• **Task instructions**:
Identify all lines of the data containing the string "Settings" and copy them.

· · · ·

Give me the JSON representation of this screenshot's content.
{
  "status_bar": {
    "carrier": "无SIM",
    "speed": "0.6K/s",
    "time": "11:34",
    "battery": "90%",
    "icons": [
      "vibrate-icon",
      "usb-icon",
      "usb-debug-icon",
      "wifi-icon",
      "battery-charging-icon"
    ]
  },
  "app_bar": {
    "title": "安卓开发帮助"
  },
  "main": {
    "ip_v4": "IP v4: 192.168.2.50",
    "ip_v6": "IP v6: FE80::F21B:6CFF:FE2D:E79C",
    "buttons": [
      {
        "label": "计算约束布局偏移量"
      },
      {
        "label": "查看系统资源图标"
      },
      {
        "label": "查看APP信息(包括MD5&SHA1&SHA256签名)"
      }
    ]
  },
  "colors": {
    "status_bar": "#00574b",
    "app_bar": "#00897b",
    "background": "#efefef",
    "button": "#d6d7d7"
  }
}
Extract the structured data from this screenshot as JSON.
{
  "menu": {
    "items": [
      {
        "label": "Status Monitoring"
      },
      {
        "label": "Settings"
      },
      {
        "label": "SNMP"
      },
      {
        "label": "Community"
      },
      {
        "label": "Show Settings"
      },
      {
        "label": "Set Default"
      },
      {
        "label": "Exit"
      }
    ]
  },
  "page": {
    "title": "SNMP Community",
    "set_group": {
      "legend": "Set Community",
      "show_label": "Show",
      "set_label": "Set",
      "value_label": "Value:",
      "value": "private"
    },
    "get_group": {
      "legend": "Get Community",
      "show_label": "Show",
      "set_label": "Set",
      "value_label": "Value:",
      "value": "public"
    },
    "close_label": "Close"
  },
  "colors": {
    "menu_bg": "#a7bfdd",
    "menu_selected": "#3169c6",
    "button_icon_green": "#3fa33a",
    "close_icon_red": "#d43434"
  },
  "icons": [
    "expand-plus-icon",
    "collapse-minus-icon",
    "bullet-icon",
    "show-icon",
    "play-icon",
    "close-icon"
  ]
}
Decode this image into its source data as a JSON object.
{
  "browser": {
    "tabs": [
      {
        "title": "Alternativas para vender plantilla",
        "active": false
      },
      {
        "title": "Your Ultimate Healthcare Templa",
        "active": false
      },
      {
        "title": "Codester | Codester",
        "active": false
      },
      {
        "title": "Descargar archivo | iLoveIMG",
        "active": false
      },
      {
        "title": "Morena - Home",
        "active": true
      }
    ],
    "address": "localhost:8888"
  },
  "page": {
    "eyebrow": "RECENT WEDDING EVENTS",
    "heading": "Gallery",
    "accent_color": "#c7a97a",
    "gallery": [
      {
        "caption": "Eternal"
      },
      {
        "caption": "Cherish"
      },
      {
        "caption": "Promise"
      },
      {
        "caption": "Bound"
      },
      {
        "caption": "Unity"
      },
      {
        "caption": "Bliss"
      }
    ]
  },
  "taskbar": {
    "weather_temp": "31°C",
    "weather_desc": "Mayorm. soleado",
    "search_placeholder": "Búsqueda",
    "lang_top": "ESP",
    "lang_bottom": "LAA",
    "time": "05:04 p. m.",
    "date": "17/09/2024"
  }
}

· · · ·

• **Response below**:
        "label": "Settings"
        "label": "Show Settings"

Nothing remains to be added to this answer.